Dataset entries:
===============

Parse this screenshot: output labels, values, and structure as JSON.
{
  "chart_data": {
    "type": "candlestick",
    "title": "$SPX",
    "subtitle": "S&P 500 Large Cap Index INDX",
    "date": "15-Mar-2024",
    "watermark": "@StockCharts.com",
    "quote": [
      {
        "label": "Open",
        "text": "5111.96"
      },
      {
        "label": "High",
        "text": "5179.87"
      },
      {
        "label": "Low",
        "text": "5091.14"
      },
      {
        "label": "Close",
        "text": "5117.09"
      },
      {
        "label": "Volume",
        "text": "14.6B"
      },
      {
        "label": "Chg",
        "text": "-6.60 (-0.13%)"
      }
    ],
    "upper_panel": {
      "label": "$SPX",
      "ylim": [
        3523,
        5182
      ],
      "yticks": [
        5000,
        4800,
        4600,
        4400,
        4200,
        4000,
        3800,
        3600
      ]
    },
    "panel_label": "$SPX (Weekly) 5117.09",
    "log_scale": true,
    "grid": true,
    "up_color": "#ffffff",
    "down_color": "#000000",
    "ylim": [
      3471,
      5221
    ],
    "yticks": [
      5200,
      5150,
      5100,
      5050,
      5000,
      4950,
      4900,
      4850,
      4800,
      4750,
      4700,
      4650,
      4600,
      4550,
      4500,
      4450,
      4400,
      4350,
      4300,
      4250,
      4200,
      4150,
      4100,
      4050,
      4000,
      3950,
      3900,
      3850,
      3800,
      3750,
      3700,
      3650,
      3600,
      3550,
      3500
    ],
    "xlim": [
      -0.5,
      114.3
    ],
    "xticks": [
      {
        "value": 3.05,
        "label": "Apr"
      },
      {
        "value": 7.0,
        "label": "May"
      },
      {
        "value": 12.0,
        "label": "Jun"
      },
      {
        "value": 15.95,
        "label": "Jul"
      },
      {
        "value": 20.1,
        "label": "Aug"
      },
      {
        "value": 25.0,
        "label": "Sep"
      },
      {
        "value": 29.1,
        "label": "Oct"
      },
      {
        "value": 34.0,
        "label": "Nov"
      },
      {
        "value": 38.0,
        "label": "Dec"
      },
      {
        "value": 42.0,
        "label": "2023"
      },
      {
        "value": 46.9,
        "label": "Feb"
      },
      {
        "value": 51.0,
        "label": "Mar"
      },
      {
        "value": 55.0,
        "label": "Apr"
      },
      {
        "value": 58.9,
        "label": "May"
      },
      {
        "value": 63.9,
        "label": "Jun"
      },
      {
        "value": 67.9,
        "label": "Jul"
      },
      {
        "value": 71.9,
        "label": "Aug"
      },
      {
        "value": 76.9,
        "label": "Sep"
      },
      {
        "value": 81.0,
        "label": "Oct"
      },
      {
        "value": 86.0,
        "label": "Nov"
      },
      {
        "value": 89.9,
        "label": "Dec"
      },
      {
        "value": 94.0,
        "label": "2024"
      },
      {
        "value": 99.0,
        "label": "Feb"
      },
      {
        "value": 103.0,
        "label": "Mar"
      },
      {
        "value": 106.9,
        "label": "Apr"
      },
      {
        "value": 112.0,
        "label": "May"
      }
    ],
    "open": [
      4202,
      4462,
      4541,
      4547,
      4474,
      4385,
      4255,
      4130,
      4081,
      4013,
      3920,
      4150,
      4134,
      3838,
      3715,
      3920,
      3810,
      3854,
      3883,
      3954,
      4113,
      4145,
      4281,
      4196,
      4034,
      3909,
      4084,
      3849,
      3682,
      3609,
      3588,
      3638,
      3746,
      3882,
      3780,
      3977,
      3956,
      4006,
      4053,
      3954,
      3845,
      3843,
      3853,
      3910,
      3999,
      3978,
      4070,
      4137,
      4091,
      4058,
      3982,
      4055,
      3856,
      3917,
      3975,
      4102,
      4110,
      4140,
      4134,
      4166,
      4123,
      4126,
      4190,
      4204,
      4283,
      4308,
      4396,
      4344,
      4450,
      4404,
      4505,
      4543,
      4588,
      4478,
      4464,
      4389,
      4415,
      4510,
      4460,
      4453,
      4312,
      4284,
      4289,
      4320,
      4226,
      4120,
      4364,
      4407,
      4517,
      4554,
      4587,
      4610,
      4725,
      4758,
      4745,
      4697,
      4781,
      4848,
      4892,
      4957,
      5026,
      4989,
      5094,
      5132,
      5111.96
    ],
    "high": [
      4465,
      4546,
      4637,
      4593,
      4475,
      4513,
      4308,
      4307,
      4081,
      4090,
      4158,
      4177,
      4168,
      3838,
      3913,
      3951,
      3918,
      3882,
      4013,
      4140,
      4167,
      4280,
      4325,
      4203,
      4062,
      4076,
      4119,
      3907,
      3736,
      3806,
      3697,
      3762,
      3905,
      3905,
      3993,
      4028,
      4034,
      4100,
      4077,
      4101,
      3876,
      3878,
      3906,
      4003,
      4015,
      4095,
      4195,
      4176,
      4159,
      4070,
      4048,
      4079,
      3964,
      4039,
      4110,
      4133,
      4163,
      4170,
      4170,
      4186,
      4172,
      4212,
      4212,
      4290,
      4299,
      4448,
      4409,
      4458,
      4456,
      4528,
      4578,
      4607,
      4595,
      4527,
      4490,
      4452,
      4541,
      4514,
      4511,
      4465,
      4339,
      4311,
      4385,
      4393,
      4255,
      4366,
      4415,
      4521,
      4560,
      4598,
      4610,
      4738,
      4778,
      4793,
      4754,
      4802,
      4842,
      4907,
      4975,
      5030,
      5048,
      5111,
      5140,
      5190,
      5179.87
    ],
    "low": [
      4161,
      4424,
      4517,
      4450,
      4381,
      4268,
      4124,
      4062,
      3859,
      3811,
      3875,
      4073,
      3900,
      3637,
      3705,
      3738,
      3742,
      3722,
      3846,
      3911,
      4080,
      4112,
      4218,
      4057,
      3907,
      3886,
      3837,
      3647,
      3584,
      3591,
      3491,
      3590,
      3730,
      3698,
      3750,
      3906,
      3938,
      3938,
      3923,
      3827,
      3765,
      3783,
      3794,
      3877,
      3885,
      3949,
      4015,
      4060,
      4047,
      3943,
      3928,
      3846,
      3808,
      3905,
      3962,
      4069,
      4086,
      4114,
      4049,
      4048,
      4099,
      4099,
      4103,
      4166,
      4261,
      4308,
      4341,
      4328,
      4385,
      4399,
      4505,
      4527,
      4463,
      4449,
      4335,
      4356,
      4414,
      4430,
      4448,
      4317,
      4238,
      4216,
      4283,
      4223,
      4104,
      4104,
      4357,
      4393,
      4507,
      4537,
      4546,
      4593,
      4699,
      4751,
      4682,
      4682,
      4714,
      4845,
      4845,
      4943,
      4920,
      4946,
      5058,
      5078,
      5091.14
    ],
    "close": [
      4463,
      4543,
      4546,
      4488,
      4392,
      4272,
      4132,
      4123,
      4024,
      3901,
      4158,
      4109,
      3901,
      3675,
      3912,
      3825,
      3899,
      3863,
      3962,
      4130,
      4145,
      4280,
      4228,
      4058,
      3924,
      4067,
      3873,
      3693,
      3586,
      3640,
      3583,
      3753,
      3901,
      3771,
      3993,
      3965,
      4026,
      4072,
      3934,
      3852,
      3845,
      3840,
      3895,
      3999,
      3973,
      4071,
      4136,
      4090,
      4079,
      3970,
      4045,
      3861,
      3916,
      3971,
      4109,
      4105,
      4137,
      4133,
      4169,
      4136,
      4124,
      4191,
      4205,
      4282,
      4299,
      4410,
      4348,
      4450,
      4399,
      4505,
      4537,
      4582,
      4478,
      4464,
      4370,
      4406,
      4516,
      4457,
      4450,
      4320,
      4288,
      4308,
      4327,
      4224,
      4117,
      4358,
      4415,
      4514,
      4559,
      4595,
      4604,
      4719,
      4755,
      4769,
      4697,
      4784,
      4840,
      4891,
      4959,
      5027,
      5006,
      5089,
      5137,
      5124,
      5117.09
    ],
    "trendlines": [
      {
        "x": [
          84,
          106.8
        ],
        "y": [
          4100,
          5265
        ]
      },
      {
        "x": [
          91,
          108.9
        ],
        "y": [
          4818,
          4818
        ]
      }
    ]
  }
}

===============

Job
Collect each line containing the string "text".

Response
        "text": "5111.96"
        "text": "5179.87"
        "text": "5091.14"
        "text": "5117.09"
        "text": "14.6B"
        "text": "-6.60 (-0.13%)"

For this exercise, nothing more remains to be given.